Below are some records; retype all of them exactly.

--- Start of DATA SUPPLIED ---

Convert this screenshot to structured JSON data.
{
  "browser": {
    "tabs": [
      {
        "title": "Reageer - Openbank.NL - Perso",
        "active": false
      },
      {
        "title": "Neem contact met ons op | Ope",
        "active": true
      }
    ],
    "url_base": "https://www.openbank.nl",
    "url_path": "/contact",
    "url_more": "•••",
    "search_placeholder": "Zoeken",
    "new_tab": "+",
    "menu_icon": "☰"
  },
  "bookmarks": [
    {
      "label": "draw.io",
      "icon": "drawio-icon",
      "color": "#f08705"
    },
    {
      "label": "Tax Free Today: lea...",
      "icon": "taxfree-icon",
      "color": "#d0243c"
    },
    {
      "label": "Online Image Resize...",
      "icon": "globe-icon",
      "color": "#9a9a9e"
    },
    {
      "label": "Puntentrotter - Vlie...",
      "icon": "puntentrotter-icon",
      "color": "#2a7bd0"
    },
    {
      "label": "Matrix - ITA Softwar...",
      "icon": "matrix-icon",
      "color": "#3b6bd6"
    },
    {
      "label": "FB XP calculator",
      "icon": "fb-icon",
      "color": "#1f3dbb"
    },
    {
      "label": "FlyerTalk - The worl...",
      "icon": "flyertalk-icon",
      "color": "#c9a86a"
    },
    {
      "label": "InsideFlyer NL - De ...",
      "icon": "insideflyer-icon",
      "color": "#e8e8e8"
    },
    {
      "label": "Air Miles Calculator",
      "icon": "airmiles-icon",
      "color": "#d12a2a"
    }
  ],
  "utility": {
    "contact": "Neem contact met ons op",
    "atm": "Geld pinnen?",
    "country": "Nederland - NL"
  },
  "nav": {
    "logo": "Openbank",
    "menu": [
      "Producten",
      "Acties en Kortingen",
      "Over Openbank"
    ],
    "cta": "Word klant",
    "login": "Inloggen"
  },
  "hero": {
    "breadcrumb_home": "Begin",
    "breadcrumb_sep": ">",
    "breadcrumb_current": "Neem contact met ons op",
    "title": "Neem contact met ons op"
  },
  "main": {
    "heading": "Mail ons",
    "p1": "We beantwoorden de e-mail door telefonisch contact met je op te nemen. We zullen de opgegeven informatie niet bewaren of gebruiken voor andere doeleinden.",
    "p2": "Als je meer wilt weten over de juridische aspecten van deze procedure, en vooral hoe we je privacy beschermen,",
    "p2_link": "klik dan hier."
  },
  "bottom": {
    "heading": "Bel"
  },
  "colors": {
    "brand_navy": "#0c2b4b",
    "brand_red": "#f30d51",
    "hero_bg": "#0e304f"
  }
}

--- End of DATA SUPPLIED ---

## REPLY
Convert this screenshot to structured JSON data.
{
  "browser": {
    "tabs": [
      {
        "title": "Reageer - Openbank.NL - Perso",
        "active": false
      },
      {
        "title": "Neem contact met ons op | Ope",
        "active": true
      }
    ],
    "url_base": "https://www.openbank.nl",
    "url_path": "/contact",
    "url_more": "•••",
    "search_placeholder": "Zoeken",
    "new_tab": "+",
    "menu_icon": "☰"
  },
  "bookmarks": [
    {
      "label": "draw.io",
      "icon": "drawio-icon",
      "color": "#f08705"
    },
    {
      "label": "Tax Free Today: lea...",
      "icon": "taxfree-icon",
      "color": "#d0243c"
    },
    {
      "label": "Online Image Resize...",
      "icon": "globe-icon",
      "color": "#9a9a9e"
    },
    {
      "label": "Puntentrotter - Vlie...",
      "icon": "puntentrotter-icon",
      "color": "#2a7bd0"
    },
    {
      "label": "Matrix - ITA Softwar...",
      "icon": "matrix-icon",
      "color": "#3b6bd6"
    },
    {
      "label": "FB XP calculator",
      "icon": "fb-icon",
      "color": "#1f3dbb"
    },
    {
      "label": "FlyerTalk - The worl...",
      "icon": "flyertalk-icon",
      "color": "#c9a86a"
    },
    {
      "label": "InsideFlyer NL - De ...",
      "icon": "insideflyer-icon",
      "color": "#e8e8e8"
    },
    {
      "label": "Air Miles Calculator",
      "icon": "airmiles-icon",
      "color": "#d12a2a"
    }
  ],
  "utility": {
    "contact": "Neem contact met ons op",
    "atm": "Geld pinnen?",
    "country": "Nederland - NL"
  },
  "nav": {
    "logo": "Openbank",
    "menu": [
      "Producten",
      "Acties en Kortingen",
      "Over Openbank"
    ],
    "cta": "Word klant",
    "login": "Inloggen"
  },
  "hero": {
    "breadcrumb_home": "Begin",
    "breadcrumb_sep": ">",
    "breadcrumb_current": "Neem contact met ons op",
    "title": "Neem contact met ons op"
  },
  "main": {
    "heading": "Mail ons",
    "p1": "We beantwoorden de e-mail door telefonisch contact met je op te nemen. We zullen de opgegeven informatie niet bewaren of gebruiken voor andere doeleinden.",
    "p2": "Als je meer wilt weten over de juridische aspecten van deze procedure, en vooral hoe we je privacy beschermen,",
    "p2_link": "klik dan hier."
  },
  "bottom": {
    "heading": "Bel"
  },
  "colors": {
    "brand_navy": "#0c2b4b",
    "brand_red": "#f30d51",
    "hero_bg": "#0e304f"
  }
}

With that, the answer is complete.